Figure content listings
▼▼▼

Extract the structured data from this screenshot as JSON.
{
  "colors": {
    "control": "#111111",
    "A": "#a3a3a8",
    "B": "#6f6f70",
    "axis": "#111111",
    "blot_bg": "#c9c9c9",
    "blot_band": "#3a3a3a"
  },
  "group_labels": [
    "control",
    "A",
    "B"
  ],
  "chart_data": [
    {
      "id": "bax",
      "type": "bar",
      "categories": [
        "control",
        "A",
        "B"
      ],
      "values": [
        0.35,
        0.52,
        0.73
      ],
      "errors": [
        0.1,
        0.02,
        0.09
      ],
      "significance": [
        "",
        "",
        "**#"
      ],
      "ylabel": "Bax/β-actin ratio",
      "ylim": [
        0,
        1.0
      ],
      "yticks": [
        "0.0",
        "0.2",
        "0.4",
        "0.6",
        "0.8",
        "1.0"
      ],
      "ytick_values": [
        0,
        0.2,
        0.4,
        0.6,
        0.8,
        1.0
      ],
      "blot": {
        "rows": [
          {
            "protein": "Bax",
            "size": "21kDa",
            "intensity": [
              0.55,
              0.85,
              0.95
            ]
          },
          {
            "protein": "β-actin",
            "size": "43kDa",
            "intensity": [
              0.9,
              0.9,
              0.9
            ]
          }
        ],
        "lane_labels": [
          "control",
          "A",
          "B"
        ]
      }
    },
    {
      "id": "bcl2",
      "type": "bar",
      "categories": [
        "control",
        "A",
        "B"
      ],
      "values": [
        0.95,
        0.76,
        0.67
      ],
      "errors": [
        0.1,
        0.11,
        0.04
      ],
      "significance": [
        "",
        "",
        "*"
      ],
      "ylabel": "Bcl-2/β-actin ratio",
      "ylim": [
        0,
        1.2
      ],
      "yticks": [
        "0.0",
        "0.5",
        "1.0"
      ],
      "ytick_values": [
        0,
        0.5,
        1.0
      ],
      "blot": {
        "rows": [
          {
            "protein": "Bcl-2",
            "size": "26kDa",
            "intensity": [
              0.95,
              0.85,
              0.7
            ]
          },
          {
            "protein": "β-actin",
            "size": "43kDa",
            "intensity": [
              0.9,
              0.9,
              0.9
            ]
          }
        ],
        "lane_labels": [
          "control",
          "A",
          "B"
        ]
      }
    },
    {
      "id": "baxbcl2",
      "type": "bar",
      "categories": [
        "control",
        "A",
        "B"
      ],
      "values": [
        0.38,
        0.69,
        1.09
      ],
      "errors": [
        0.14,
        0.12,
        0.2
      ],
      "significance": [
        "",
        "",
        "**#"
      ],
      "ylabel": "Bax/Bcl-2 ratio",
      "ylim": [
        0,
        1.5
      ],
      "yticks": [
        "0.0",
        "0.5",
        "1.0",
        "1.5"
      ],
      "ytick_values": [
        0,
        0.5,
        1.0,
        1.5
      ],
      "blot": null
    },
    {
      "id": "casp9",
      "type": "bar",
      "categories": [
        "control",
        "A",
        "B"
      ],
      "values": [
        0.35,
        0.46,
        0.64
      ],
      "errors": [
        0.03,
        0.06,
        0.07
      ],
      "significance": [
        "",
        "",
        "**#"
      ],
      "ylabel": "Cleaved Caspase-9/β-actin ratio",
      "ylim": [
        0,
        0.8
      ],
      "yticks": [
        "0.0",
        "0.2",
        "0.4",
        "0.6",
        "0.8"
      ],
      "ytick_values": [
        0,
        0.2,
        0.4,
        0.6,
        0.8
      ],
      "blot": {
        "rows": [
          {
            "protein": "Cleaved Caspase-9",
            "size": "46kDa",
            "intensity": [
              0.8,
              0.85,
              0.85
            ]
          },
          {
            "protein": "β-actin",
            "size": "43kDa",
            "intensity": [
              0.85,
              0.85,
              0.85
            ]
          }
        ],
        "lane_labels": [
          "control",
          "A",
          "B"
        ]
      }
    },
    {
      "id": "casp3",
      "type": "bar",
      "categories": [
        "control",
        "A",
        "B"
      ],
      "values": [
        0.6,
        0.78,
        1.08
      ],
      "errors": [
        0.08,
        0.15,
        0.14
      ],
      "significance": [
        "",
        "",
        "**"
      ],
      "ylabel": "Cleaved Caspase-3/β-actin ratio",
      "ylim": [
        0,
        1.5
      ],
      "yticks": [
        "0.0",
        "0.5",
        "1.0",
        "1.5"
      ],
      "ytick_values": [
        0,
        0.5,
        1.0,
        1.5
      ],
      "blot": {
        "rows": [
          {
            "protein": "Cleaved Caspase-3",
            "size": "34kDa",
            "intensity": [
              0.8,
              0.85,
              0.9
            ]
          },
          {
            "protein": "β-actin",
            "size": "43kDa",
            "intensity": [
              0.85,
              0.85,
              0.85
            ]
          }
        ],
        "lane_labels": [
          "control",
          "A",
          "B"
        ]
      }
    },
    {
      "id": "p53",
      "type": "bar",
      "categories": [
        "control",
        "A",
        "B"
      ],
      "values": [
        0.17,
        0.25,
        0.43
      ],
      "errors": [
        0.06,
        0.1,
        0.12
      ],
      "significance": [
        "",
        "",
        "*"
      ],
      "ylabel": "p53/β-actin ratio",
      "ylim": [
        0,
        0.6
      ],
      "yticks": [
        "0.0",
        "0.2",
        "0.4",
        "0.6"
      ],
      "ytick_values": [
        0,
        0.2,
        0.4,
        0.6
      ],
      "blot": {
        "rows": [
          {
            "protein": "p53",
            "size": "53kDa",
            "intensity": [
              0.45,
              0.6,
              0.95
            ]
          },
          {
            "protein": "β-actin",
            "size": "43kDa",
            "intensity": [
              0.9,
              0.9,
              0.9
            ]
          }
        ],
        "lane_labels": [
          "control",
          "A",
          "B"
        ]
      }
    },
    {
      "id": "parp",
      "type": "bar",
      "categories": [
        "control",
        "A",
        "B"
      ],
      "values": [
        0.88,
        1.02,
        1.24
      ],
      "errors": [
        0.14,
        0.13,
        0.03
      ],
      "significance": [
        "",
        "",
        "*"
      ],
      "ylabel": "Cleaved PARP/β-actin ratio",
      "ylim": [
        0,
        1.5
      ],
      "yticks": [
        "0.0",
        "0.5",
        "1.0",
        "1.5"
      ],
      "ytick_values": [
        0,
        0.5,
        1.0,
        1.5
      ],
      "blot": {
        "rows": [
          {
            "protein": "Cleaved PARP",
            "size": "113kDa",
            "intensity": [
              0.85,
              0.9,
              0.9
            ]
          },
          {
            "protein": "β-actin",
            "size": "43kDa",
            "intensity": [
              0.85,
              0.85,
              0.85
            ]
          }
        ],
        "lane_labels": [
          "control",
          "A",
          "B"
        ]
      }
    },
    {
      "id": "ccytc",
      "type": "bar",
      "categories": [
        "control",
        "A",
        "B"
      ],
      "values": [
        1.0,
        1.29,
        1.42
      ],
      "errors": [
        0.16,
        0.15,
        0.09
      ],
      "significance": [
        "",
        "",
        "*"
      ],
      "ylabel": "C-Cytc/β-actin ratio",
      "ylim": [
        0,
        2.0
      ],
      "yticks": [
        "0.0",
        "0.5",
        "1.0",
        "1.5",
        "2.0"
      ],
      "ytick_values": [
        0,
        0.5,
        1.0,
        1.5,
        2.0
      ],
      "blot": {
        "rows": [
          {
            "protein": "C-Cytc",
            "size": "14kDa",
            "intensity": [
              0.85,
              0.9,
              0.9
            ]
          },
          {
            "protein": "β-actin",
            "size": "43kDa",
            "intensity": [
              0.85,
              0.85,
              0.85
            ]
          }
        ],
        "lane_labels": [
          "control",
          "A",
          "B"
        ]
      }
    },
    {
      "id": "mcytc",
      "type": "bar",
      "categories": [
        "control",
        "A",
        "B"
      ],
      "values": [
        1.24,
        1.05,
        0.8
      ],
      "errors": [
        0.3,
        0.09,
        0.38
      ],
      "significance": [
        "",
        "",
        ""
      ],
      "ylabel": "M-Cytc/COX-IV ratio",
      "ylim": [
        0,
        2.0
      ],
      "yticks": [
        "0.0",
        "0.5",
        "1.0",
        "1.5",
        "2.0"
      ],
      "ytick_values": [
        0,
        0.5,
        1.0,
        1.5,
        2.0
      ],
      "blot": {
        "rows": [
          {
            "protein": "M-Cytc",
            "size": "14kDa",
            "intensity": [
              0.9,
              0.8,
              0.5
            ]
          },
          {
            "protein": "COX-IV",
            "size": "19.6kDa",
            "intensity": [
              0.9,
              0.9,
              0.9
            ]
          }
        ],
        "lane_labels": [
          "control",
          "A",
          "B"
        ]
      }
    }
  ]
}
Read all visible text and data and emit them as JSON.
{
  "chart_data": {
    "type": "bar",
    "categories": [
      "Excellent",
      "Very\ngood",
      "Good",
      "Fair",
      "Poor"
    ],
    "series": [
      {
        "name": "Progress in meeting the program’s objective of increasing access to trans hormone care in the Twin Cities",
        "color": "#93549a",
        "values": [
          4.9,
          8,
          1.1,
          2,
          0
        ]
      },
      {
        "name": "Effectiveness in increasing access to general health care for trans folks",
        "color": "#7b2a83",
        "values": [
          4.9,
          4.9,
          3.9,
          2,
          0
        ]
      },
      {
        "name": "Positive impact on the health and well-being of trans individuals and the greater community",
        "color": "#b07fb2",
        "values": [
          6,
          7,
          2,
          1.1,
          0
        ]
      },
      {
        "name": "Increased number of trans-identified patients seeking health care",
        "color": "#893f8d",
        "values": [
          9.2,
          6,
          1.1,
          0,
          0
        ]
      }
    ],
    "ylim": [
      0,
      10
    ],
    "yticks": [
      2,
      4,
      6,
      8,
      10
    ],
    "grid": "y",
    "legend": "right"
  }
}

▲▲▲

• **Assignment**
From the line that holds "Read all visible" to the last line of the records above, print each line exactly. Add nothing else.

• **Reply**
Read all visible text and data and emit them as JSON.
{
  "chart_data": {
    "type": "bar",
    "categories": [
      "Excellent",
      "Very\ngood",
      "Good",
      "Fair",
      "Poor"
    ],
    "series": [
      {
        "name": "Progress in meeting the program’s objective of increasing access to trans hormone care in the Twin Cities",
        "color": "#93549a",
        "values": [
          4.9,
          8,
          1.1,
          2,
          0
        ]
      },
      {
        "name": "Effectiveness in increasing access to general health care for trans folks",
        "color": "#7b2a83",
        "values": [
          4.9,
          4.9,
          3.9,
          2,
          0
        ]
      },
      {
        "name": "Positive impact on the health and well-being of trans individuals and the greater community",
        "color": "#b07fb2",
        "values": [
          6,
          7,
          2,
          1.1,
          0
        ]
      },
      {
        "name": "Increased number of trans-identified patients seeking health care",
        "color": "#893f8d",
        "values": [
          9.2,
          6,
          1.1,
          0,
          0
        ]
      }
    ],
    "ylim": [
      0,
      10
    ],
    "yticks": [
      2,
      4,
      6,
      8,
      10
    ],
    "grid": "y",
    "legend": "right"
  }
}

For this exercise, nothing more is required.